• [Instructions for the task]: Reproduce the records below in full and exactly, without their images.

• [Information provided]:
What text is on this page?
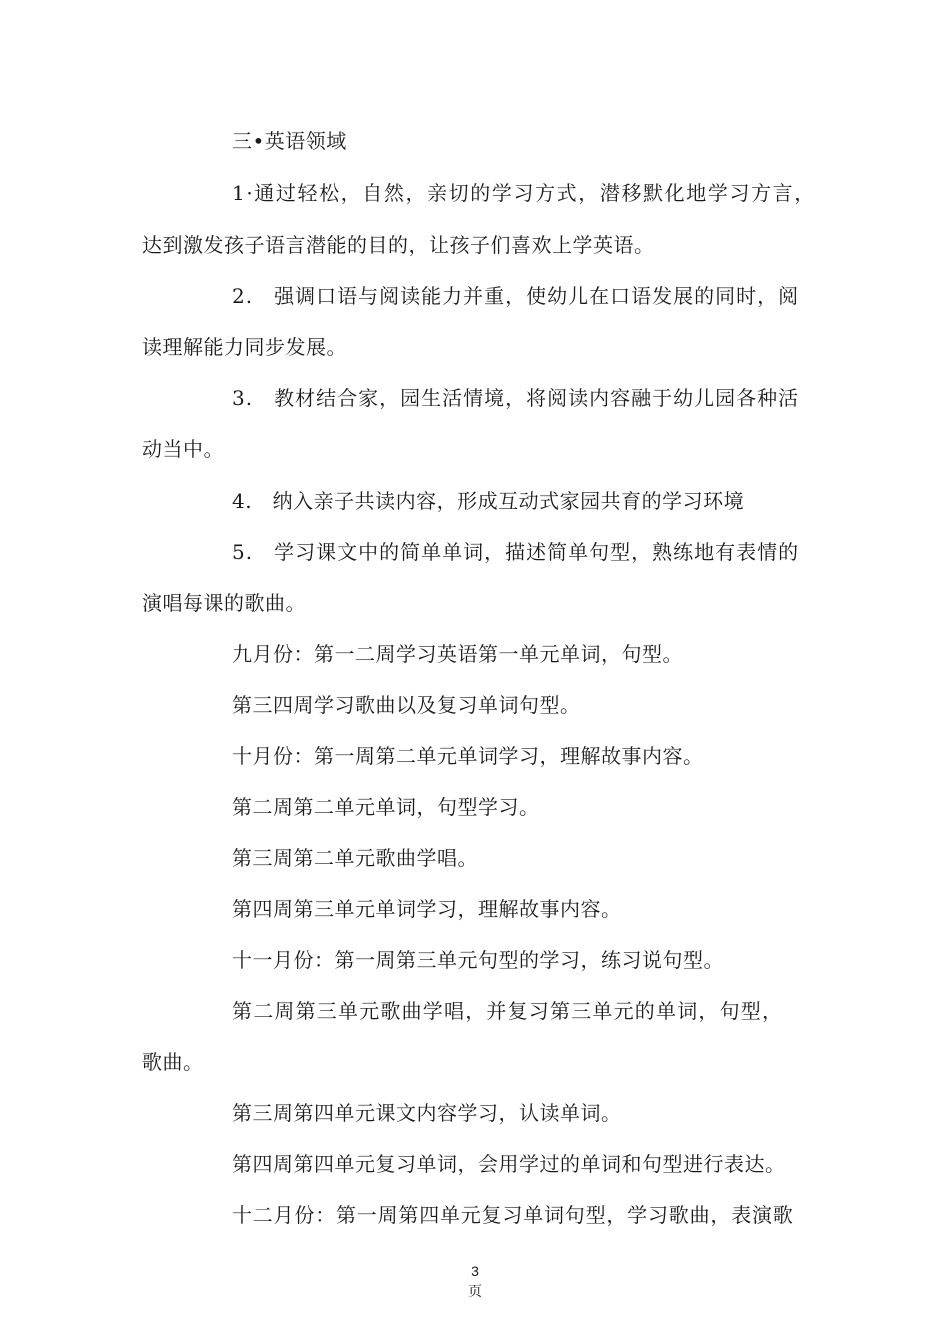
三•英语领域
1·通过轻松，自然，亲切的学习方式，潜移默化地学习方言，
达到激发孩子语言潜能的目的，让孩子们喜欢上学英语。
2.　强调口语与阅读能力并重，使幼儿在口语发展的同时，阅
读理解能力同步发展。
3.　教材结合家，园生活情境，将阅读内容融于幼儿园各种活
动当中。
4.　纳入亲子共读内容，形成互动式家园共育的学习环境
5.　学习课文中的简单单词，描述简单句型，熟练地有表情的
演唱每课的歌曲。
九月份：第一二周学习英语第一单元单词，句型。
第三四周学习歌曲以及复习单词句型。
十月份：第一周第二单元单词学习，理解故事内容。
第二周第二单元单词，句型学习。
第三周第二单元歌曲学唱。
第四周第三单元单词学习，理解故事内容。
十一月份：第一周第三单元句型的学习，练习说句型。
第二周第三单元歌曲学唱，并复习第三单元的单词，句型，
歌曲。
第三周第四单元课文内容学习，认读单词。
第四周第四单元复习单词，会用学过的单词和句型进行表达。
十二月份：第一周第四单元复习单词句型，学习歌曲，表演歌
3
页
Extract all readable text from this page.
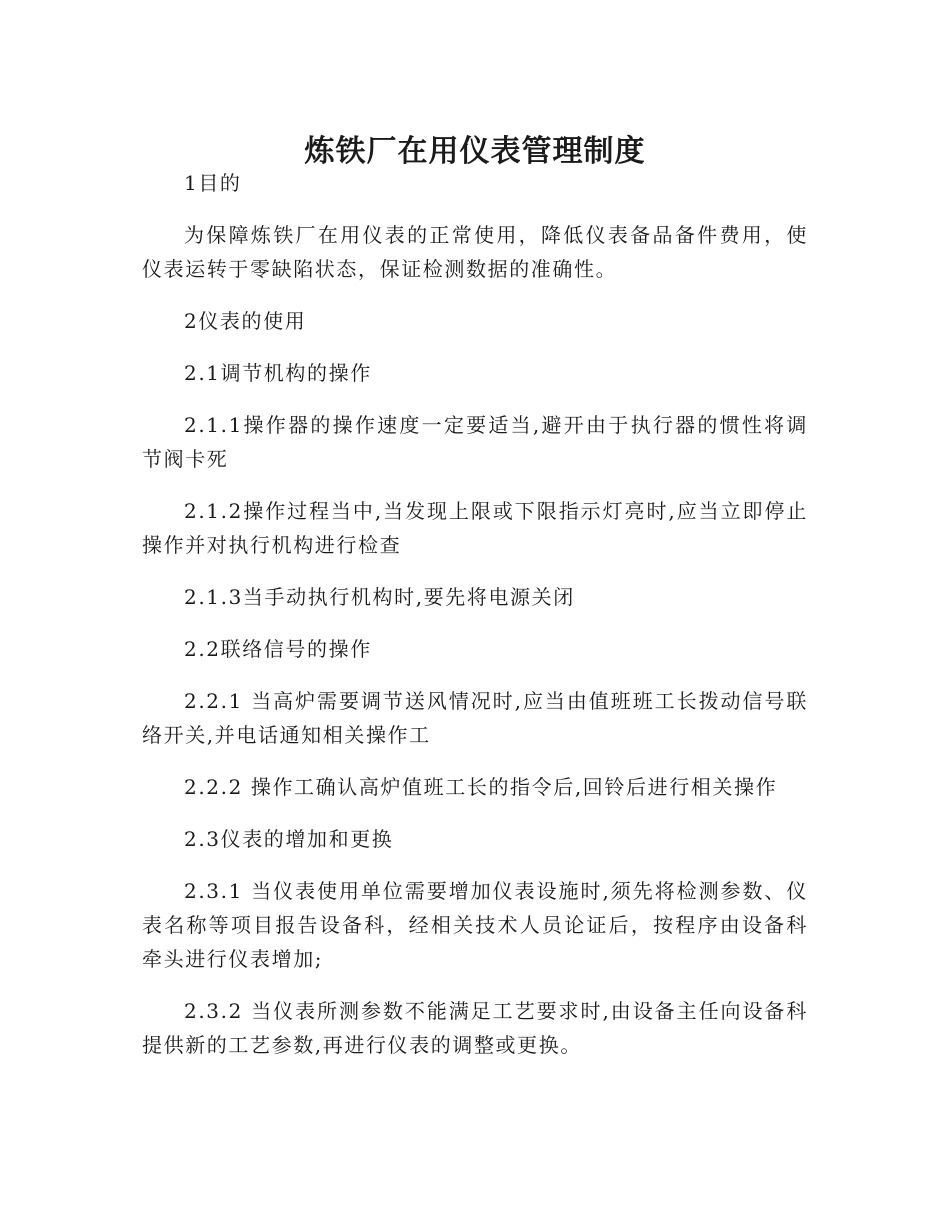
炼铁厂在用仪表管理制度

1目的

为保障炼铁厂在用仪表的正常使用，降低仪表备品备件费用，使仪表运转于零缺陷状态，保证检测数据的准确性。

2仪表的使用

2.1调节机构的操作

2.1.1操作器的操作速度一定要适当,避开由于执行器的惯性将调节阀卡死

2.1.2操作过程当中,当发现上限或下限指示灯亮时,应当立即停止操作并对执行机构进行检查

2.1.3当手动执行机构时,要先将电源关闭

2.2联络信号的操作

2.2.1 当高炉需要调节送风情况时,应当由值班班工长拨动信号联络开关,并电话通知相关操作工

2.2.2 操作工确认高炉值班工长的指令后,回铃后进行相关操作

2.3仪表的增加和更换

2.3.1 当仪表使用单位需要增加仪表设施时,须先将检测参数、仪表名称等项目报告设备科，经相关技术人员论证后，按程序由设备科牵头进行仪表增加;

2.3.2 当仪表所测参数不能满足工艺要求时,由设备主任向设备科提供新的工艺参数,再进行仪表的调整或更换。
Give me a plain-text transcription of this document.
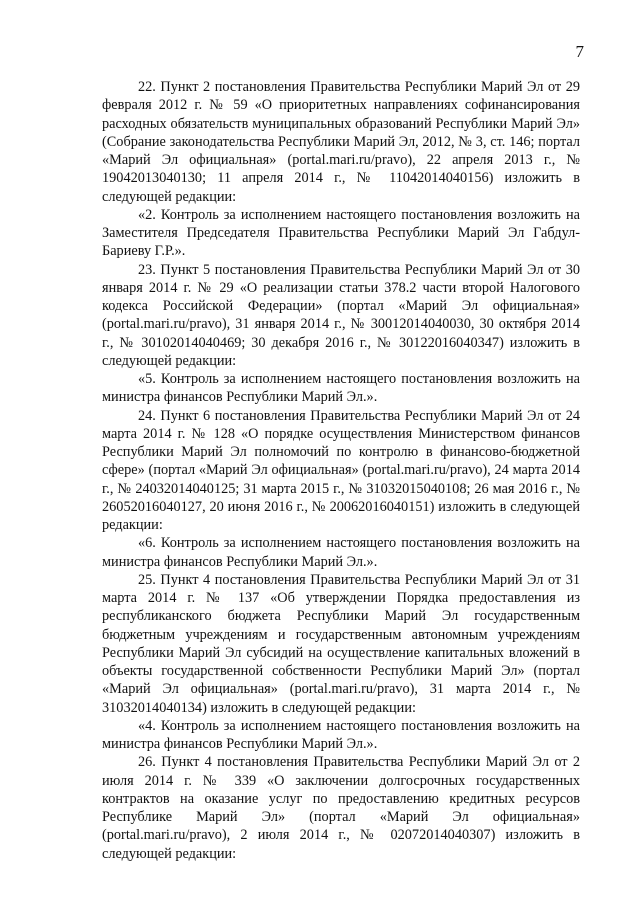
7

22. Пункт 2 постановления Правительства Республики Марий Эл от 29 февраля 2012 г. № 59 «О приоритетных направлениях софинансирования расходных обязательств муниципальных образований Республики Марий Эл» (Собрание законодательства Республики Марий Эл, 2012, № 3, ст. 146; портал «Марий Эл официальная» (portal.mari.ru/pravo), 22 апреля 2013 г., № 19042013040130; 11 апреля 2014 г., № 11042014040156) изложить в следующей редакции:

«2. Контроль за исполнением настоящего постановления возложить на Заместителя Председателя Правительства Республики Марий Эл Габдул-Бариеву Г.Р.».

23. Пункт 5 постановления Правительства Республики Марий Эл от 30 января 2014 г. № 29 «О реализации статьи 378.2 части второй Налогового кодекса Российской Федерации» (портал «Марий Эл официальная» (portal.mari.ru/pravo), 31 января 2014 г., № 30012014040030, 30 октября 2014 г., № 30102014040469; 30 декабря 2016 г., № 30122016040347) изложить в следующей редакции:

«5. Контроль за исполнением настоящего постановления возложить на министра финансов Республики Марий Эл.».

24. Пункт 6 постановления Правительства Республики Марий Эл от 24 марта 2014 г. № 128 «О порядке осуществления Министерством финансов Республики Марий Эл полномочий по контролю в финансово-бюджетной сфере» (портал «Марий Эл официальная» (portal.mari.ru/pravo), 24 марта 2014 г., № 24032014040125; 31 марта 2015 г., № 31032015040108; 26 мая 2016 г., № 26052016040127, 20 июня 2016 г., № 20062016040151) изложить в следующей редакции:

«6. Контроль за исполнением настоящего постановления возложить на министра финансов Республики Марий Эл.».

25. Пункт 4 постановления Правительства Республики Марий Эл от 31 марта 2014 г. № 137 «Об утверждении Порядка предоставления из республиканского бюджета Республики Марий Эл государственным бюджетным учреждениям и государственным автономным учреждениям Республики Марий Эл субсидий на осуществление капитальных вложений в объекты государственной собственности Республики Марий Эл» (портал «Марий Эл официальная» (portal.mari.ru/pravo), 31 марта 2014 г., № 31032014040134) изложить в следующей редакции:

«4. Контроль за исполнением настоящего постановления возложить на министра финансов Республики Марий Эл.».

26. Пункт 4 постановления Правительства Республики Марий Эл от 2 июля 2014 г. № 339 «О заключении долгосрочных государственных контрактов на оказание услуг по предоставлению кредитных ресурсов Республике Марий Эл» (портал «Марий Эл официальная» (portal.mari.ru/pravo), 2 июля 2014 г., № 02072014040307) изложить в следующей редакции:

• [Output for this exercise]:
What text is on this page?
三•英语领域
1·通过轻松，自然，亲切的学习方式，潜移默化地学习方言，
达到激发孩子语言潜能的目的，让孩子们喜欢上学英语。
2.　强调口语与阅读能力并重，使幼儿在口语发展的同时，阅
读理解能力同步发展。
3.　教材结合家，园生活情境，将阅读内容融于幼儿园各种活
动当中。
4.　纳入亲子共读内容，形成互动式家园共育的学习环境
5.　学习课文中的简单单词，描述简单句型，熟练地有表情的
演唱每课的歌曲。
九月份：第一二周学习英语第一单元单词，句型。
第三四周学习歌曲以及复习单词句型。
十月份：第一周第二单元单词学习，理解故事内容。
第二周第二单元单词，句型学习。
第三周第二单元歌曲学唱。
第四周第三单元单词学习，理解故事内容。
十一月份：第一周第三单元句型的学习，练习说句型。
第二周第三单元歌曲学唱，并复习第三单元的单词，句型，
歌曲。
第三周第四单元课文内容学习，认读单词。
第四周第四单元复习单词，会用学过的单词和句型进行表达。
十二月份：第一周第四单元复习单词句型，学习歌曲，表演歌
3
页
Extract all readable text from this page.
炼铁厂在用仪表管理制度

1目的

为保障炼铁厂在用仪表的正常使用，降低仪表备品备件费用，使仪表运转于零缺陷状态，保证检测数据的准确性。

2仪表的使用

2.1调节机构的操作

2.1.1操作器的操作速度一定要适当,避开由于执行器的惯性将调节阀卡死

2.1.2操作过程当中,当发现上限或下限指示灯亮时,应当立即停止操作并对执行机构进行检查

2.1.3当手动执行机构时,要先将电源关闭

2.2联络信号的操作

2.2.1 当高炉需要调节送风情况时,应当由值班班工长拨动信号联络开关,并电话通知相关操作工

2.2.2 操作工确认高炉值班工长的指令后,回铃后进行相关操作

2.3仪表的增加和更换

2.3.1 当仪表使用单位需要增加仪表设施时,须先将检测参数、仪表名称等项目报告设备科，经相关技术人员论证后，按程序由设备科牵头进行仪表增加;

2.3.2 当仪表所测参数不能满足工艺要求时,由设备主任向设备科提供新的工艺参数,再进行仪表的调整或更换。
Give me a plain-text transcription of this document.
7

22. Пункт 2 постановления Правительства Республики Марий Эл от 29 февраля 2012 г. № 59 «О приоритетных направлениях софинансирования расходных обязательств муниципальных образований Республики Марий Эл» (Собрание законодательства Республики Марий Эл, 2012, № 3, ст. 146; портал «Марий Эл официальная» (portal.mari.ru/pravo), 22 апреля 2013 г., № 19042013040130; 11 апреля 2014 г., № 11042014040156) изложить в следующей редакции:

«2. Контроль за исполнением настоящего постановления возложить на Заместителя Председателя Правительства Республики Марий Эл Габдул-Бариеву Г.Р.».

23. Пункт 5 постановления Правительства Республики Марий Эл от 30 января 2014 г. № 29 «О реализации статьи 378.2 части второй Налогового кодекса Российской Федерации» (портал «Марий Эл официальная» (portal.mari.ru/pravo), 31 января 2014 г., № 30012014040030, 30 октября 2014 г., № 30102014040469; 30 декабря 2016 г., № 30122016040347) изложить в следующей редакции:

«5. Контроль за исполнением настоящего постановления возложить на министра финансов Республики Марий Эл.».

24. Пункт 6 постановления Правительства Республики Марий Эл от 24 марта 2014 г. № 128 «О порядке осуществления Министерством финансов Республики Марий Эл полномочий по контролю в финансово-бюджетной сфере» (портал «Марий Эл официальная» (portal.mari.ru/pravo), 24 марта 2014 г., № 24032014040125; 31 марта 2015 г., № 31032015040108; 26 мая 2016 г., № 26052016040127, 20 июня 2016 г., № 20062016040151) изложить в следующей редакции:

«6. Контроль за исполнением настоящего постановления возложить на министра финансов Республики Марий Эл.».

25. Пункт 4 постановления Правительства Республики Марий Эл от 31 марта 2014 г. № 137 «Об утверждении Порядка предоставления из республиканского бюджета Республики Марий Эл государственным бюджетным учреждениям и государственным автономным учреждениям Республики Марий Эл субсидий на осуществление капитальных вложений в объекты государственной собственности Республики Марий Эл» (портал «Марий Эл официальная» (portal.mari.ru/pravo), 31 марта 2014 г., № 31032014040134) изложить в следующей редакции:

«4. Контроль за исполнением настоящего постановления возложить на министра финансов Республики Марий Эл.».

26. Пункт 4 постановления Правительства Республики Марий Эл от 2 июля 2014 г. № 339 «О заключении долгосрочных государственных контрактов на оказание услуг по предоставлению кредитных ресурсов Республике Марий Эл» (портал «Марий Эл официальная» (portal.mari.ru/pravo), 2 июля 2014 г., № 02072014040307) изложить в следующей редакции:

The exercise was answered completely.